(Lines of data)
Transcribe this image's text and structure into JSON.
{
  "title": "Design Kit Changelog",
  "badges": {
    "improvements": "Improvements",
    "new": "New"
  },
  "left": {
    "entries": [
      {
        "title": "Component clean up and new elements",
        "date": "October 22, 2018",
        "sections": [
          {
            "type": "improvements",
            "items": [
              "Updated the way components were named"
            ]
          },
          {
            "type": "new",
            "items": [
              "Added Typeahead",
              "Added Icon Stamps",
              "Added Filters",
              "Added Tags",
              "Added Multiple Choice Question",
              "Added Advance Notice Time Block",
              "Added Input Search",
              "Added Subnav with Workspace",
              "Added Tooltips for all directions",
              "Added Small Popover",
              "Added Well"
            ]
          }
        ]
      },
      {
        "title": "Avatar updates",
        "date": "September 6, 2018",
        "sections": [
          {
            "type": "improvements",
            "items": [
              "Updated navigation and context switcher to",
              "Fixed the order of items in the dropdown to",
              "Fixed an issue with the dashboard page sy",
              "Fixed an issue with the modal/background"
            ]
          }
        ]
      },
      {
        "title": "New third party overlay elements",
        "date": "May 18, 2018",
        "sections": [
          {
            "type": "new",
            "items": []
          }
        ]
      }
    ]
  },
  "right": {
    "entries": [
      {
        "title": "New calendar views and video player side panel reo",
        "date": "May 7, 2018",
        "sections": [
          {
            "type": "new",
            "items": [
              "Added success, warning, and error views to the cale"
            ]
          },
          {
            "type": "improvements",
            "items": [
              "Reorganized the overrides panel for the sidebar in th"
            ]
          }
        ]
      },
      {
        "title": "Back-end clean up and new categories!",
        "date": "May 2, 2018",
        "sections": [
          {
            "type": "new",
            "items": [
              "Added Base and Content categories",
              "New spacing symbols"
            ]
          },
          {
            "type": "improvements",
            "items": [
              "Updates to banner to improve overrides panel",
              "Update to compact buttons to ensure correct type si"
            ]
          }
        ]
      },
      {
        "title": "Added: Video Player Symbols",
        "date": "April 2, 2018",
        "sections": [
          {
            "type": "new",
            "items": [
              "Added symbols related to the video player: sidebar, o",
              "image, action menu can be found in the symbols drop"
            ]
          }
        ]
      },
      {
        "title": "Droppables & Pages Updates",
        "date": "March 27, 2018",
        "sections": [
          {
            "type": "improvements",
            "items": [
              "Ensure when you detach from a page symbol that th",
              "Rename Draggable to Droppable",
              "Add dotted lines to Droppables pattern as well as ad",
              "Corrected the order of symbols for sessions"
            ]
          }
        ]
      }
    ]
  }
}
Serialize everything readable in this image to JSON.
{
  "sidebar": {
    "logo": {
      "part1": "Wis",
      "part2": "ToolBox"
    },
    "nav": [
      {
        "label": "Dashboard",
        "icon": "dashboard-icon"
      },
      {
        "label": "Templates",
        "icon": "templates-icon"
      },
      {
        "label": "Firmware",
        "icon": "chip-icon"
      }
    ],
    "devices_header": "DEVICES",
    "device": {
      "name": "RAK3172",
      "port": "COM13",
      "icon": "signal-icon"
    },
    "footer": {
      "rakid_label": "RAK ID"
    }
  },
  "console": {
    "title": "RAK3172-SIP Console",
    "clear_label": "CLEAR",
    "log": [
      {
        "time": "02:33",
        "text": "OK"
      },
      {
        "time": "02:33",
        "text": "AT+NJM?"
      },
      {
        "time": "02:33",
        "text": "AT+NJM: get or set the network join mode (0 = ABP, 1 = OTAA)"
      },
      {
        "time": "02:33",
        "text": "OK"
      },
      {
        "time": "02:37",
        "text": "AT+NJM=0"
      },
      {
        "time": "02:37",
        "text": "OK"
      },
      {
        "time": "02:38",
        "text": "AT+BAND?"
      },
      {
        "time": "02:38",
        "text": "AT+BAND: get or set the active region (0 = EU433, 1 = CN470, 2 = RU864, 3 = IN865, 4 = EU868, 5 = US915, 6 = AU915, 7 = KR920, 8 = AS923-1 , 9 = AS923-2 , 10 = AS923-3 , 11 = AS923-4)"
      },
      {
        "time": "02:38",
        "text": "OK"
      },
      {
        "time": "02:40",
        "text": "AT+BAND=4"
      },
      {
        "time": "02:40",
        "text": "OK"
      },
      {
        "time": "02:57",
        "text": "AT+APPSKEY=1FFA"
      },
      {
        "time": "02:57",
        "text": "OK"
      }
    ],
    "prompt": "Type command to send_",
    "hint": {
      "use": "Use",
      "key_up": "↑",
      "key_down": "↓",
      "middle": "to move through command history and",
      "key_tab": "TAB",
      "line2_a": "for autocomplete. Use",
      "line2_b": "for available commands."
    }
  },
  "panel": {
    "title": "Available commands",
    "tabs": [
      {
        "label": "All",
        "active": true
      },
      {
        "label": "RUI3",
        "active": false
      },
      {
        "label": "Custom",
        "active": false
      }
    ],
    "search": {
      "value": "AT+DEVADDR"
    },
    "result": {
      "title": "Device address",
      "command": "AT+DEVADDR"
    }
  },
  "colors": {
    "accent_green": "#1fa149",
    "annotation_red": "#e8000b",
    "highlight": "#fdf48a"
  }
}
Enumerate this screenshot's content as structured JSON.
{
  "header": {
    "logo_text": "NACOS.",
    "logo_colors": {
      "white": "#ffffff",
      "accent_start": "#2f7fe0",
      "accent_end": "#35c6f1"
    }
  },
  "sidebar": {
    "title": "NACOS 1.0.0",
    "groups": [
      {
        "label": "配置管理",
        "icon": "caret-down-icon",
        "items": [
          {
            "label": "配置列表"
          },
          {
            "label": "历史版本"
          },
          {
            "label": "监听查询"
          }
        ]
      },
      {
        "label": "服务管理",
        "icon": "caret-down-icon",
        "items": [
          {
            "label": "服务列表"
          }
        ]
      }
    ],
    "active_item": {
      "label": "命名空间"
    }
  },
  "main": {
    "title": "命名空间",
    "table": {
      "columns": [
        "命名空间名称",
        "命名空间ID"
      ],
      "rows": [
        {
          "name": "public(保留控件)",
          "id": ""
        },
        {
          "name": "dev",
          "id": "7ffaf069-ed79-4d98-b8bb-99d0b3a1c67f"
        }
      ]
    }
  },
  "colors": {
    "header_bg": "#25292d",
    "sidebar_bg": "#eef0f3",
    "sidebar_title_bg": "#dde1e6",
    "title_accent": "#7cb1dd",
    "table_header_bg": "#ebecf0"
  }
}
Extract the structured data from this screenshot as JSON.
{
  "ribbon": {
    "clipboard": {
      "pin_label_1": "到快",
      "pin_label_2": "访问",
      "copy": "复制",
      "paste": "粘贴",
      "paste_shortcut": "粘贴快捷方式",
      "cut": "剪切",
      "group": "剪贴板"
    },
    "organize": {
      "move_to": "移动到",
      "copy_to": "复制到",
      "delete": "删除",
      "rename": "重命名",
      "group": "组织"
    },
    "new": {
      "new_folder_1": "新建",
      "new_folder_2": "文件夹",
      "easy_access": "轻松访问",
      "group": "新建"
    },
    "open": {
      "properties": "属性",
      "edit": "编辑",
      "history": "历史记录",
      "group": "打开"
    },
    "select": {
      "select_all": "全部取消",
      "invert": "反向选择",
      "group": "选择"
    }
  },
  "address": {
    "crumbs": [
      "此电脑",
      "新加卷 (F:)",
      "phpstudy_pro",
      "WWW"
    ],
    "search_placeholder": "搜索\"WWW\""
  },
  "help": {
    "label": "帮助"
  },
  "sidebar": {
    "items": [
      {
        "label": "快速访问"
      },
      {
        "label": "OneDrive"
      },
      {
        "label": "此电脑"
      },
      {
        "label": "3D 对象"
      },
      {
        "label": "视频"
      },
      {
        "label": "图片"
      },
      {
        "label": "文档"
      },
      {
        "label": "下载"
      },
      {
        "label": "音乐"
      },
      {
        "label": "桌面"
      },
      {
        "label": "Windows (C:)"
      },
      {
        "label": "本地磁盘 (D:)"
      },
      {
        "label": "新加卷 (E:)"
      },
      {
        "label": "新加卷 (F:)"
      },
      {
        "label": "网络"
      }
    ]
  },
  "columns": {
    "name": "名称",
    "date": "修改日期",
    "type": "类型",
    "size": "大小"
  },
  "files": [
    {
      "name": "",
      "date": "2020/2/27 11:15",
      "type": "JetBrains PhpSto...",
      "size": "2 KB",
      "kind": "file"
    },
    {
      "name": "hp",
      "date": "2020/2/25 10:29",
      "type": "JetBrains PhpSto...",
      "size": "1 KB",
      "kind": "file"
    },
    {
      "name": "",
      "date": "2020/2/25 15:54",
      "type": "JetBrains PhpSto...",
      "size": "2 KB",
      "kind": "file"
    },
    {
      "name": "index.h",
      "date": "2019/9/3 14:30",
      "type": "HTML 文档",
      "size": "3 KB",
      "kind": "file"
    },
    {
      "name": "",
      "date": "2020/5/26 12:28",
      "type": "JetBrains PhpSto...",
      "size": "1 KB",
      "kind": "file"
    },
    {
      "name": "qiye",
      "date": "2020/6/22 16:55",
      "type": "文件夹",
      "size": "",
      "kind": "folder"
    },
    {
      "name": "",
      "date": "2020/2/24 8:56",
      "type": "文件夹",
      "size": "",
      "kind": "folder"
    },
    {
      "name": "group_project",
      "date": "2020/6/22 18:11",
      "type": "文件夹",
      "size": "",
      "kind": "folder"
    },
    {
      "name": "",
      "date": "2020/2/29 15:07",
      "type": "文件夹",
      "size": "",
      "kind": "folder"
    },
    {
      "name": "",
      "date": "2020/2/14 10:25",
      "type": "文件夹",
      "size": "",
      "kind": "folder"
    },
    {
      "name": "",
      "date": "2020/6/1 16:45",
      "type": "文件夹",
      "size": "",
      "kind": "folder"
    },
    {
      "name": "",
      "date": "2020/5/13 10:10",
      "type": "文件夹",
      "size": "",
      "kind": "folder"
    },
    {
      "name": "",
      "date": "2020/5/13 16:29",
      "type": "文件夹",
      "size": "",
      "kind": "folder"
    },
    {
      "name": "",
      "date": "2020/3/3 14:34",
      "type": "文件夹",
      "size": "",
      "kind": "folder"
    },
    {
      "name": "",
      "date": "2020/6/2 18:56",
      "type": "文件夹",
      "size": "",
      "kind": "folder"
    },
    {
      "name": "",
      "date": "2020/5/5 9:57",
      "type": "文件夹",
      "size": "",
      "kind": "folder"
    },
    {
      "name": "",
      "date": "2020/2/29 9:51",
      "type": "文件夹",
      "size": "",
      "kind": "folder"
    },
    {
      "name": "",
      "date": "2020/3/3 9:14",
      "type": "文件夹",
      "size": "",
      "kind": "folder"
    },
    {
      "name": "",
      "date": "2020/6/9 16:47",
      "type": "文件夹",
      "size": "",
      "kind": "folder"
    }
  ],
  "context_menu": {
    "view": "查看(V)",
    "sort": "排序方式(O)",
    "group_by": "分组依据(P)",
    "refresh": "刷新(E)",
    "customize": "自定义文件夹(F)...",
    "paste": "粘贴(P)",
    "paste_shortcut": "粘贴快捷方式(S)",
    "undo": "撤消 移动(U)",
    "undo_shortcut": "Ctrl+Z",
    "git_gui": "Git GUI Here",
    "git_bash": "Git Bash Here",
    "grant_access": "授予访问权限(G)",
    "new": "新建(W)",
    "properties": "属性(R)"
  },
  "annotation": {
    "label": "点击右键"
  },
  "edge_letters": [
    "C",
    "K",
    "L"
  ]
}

> [WRITTEN PROBLEM] Find the word "structured" in the entries, and copy every line it shows up in.

> [ANSWER TO THIS TASK]
Enumerate this screenshot's content as structured JSON.
Extract the structured data from this screenshot as JSON.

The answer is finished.